→ PROBLEM STATEMENT
Pull out each line of the records holding the string "tube".

→ SUPPLIED DATA
********************
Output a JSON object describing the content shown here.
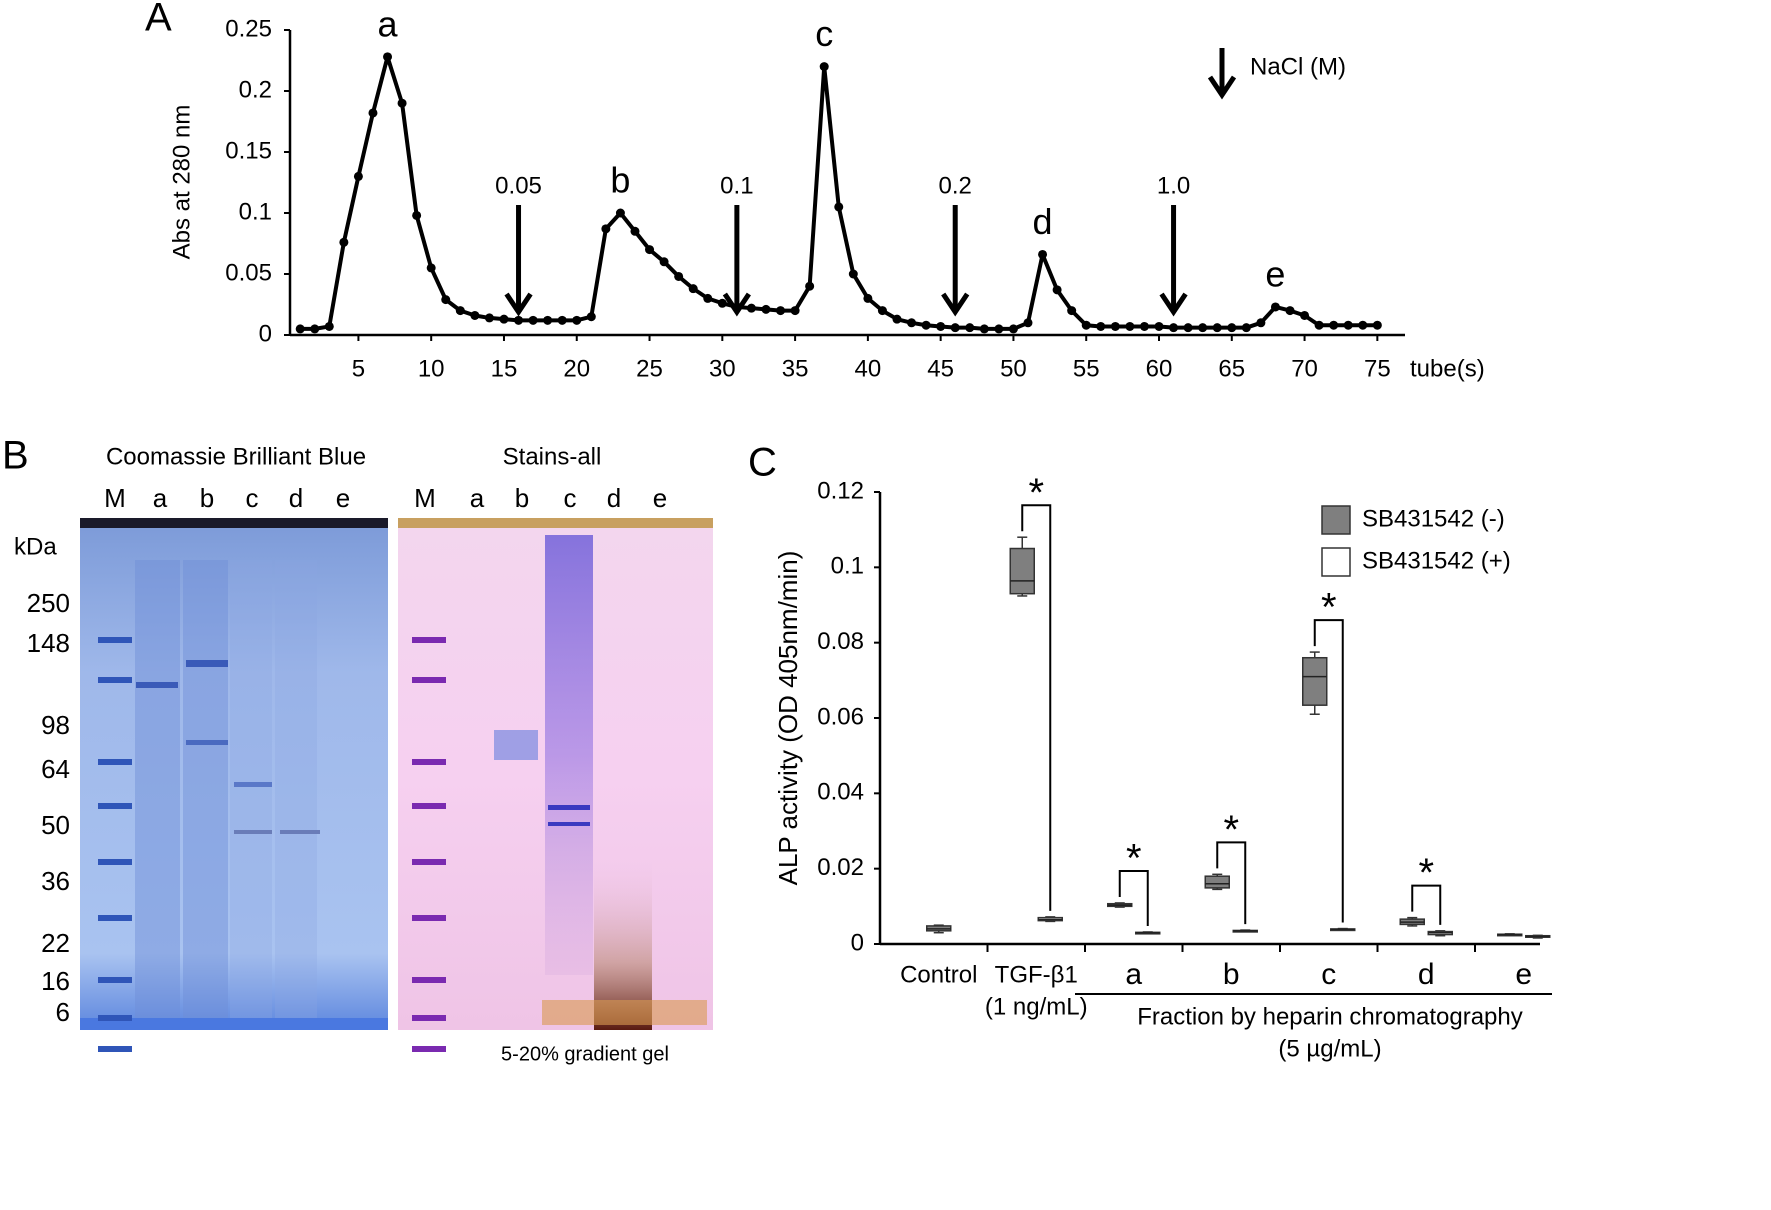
{
  "chart_data": [
    {
      "type": "line",
      "panel": "A",
      "y_label": "Abs at 280 nm",
      "x_label": "tube(s)",
      "color": "#000000",
      "markers": true,
      "x": [
        1,
        2,
        3,
        4,
        5,
        6,
        7,
        8,
        9,
        10,
        11,
        12,
        13,
        14,
        15,
        16,
        17,
        18,
        19,
        20,
        21,
        22,
        23,
        24,
        25,
        26,
        27,
        28,
        29,
        30,
        31,
        32,
        33,
        34,
        35,
        36,
        37,
        38,
        39,
        40,
        41,
        42,
        43,
        44,
        45,
        46,
        47,
        48,
        49,
        50,
        51,
        52,
        53,
        54,
        55,
        56,
        57,
        58,
        59,
        60,
        61,
        62,
        63,
        64,
        65,
        66,
        67,
        68,
        69,
        70,
        71,
        72,
        73,
        74,
        75
      ],
      "values": [
        0.005,
        0.005,
        0.007,
        0.076,
        0.13,
        0.182,
        0.228,
        0.19,
        0.098,
        0.055,
        0.029,
        0.02,
        0.016,
        0.014,
        0.013,
        0.012,
        0.012,
        0.012,
        0.012,
        0.012,
        0.015,
        0.087,
        0.1,
        0.085,
        0.07,
        0.06,
        0.048,
        0.038,
        0.03,
        0.026,
        0.023,
        0.022,
        0.021,
        0.02,
        0.02,
        0.04,
        0.22,
        0.105,
        0.05,
        0.03,
        0.02,
        0.013,
        0.01,
        0.008,
        0.007,
        0.006,
        0.006,
        0.005,
        0.005,
        0.005,
        0.01,
        0.066,
        0.037,
        0.02,
        0.008,
        0.007,
        0.007,
        0.007,
        0.007,
        0.007,
        0.006,
        0.006,
        0.006,
        0.006,
        0.006,
        0.006,
        0.01,
        0.023,
        0.02,
        0.016,
        0.008,
        0.008,
        0.008,
        0.008,
        0.008
      ],
      "xlim": [
        0.3,
        76.9
      ],
      "ylim": [
        0,
        0.25
      ],
      "xticks": [
        5,
        10,
        15,
        20,
        25,
        30,
        35,
        40,
        45,
        50,
        55,
        60,
        65,
        70,
        75
      ],
      "yticks": [
        0,
        0.05,
        0.1,
        0.15,
        0.2,
        0.25
      ],
      "peak_labels": [
        {
          "tube": 7,
          "label": "a"
        },
        {
          "tube": 23,
          "label": "b"
        },
        {
          "tube": 37,
          "label": "c"
        },
        {
          "tube": 52,
          "label": "d"
        },
        {
          "tube": 68,
          "label": "e"
        }
      ],
      "nacl_steps": [
        {
          "tube": 16,
          "label": "0.05"
        },
        {
          "tube": 31,
          "label": "0.1"
        },
        {
          "tube": 46,
          "label": "0.2"
        },
        {
          "tube": 61,
          "label": "1.0"
        }
      ],
      "nacl_legend": "NaCl (M)"
    },
    {
      "type": "box",
      "panel": "C",
      "y_label": "ALP activity (OD 405nm/min)",
      "categories": [
        "Control",
        "TGF-β1",
        "a",
        "b",
        "c",
        "d",
        "e"
      ],
      "category_note": "(1 ng/mL)",
      "group_label": "Fraction by heparin chromatography",
      "group_sublabel": "(5 µg/mL)",
      "ylim": [
        0,
        0.12
      ],
      "yticks": [
        0,
        0.02,
        0.04,
        0.06,
        0.08,
        0.1,
        0.12
      ],
      "series": [
        {
          "name": "SB431542 (-)",
          "color": "#7f7f7f",
          "boxes": [
            {
              "min": 0.003,
              "q1": 0.0035,
              "median": 0.004,
              "q3": 0.0048,
              "max": 0.005
            },
            {
              "min": 0.0924,
              "q1": 0.093,
              "median": 0.0964,
              "q3": 0.105,
              "max": 0.108
            },
            {
              "min": 0.0098,
              "q1": 0.01,
              "median": 0.0103,
              "q3": 0.0107,
              "max": 0.0109
            },
            {
              "min": 0.0145,
              "q1": 0.0149,
              "median": 0.016,
              "q3": 0.018,
              "max": 0.0185
            },
            {
              "min": 0.061,
              "q1": 0.0634,
              "median": 0.071,
              "q3": 0.076,
              "max": 0.0775
            },
            {
              "min": 0.0048,
              "q1": 0.0052,
              "median": 0.0058,
              "q3": 0.0066,
              "max": 0.007
            },
            {
              "min": 0.0023,
              "q1": 0.0024,
              "median": 0.0025,
              "q3": 0.0026,
              "max": 0.0027
            }
          ]
        },
        {
          "name": "SB431542 (+)",
          "color": "#ffffff",
          "boxes": [
            null,
            {
              "min": 0.006,
              "q1": 0.0062,
              "median": 0.0065,
              "q3": 0.007,
              "max": 0.0072
            },
            {
              "min": 0.0028,
              "q1": 0.0029,
              "median": 0.003,
              "q3": 0.0031,
              "max": 0.0032
            },
            {
              "min": 0.0033,
              "q1": 0.0034,
              "median": 0.0035,
              "q3": 0.0036,
              "max": 0.0037
            },
            {
              "min": 0.0037,
              "q1": 0.0038,
              "median": 0.0039,
              "q3": 0.004,
              "max": 0.0041
            },
            {
              "min": 0.0022,
              "q1": 0.0025,
              "median": 0.003,
              "q3": 0.0033,
              "max": 0.0035
            },
            {
              "min": 0.0016,
              "q1": 0.0018,
              "median": 0.002,
              "q3": 0.0022,
              "max": 0.0023
            }
          ]
        }
      ],
      "significance": [
        null,
        "*",
        "*",
        "*",
        "*",
        "*",
        null
      ]
    }
  ],
  "gel": {
    "panel": "B",
    "titles": [
      "Coomassie Brilliant Blue",
      "Stains-all"
    ],
    "lanes": [
      "M",
      "a",
      "b",
      "c",
      "d",
      "e"
    ],
    "unit": "kDa",
    "markers": [
      250,
      148,
      98,
      64,
      50,
      36,
      22,
      16,
      6
    ],
    "note": "5-20% gradient gel"
  }
}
********************
→ ANSWER TO THE TASK
      "x_label": "tube(s)",
          "tube": 7,
          "tube": 23,
          "tube": 37,
          "tube": 52,
          "tube": 68,
          "tube": 16,
          "tube": 31,
          "tube": 46,
          "tube": 61,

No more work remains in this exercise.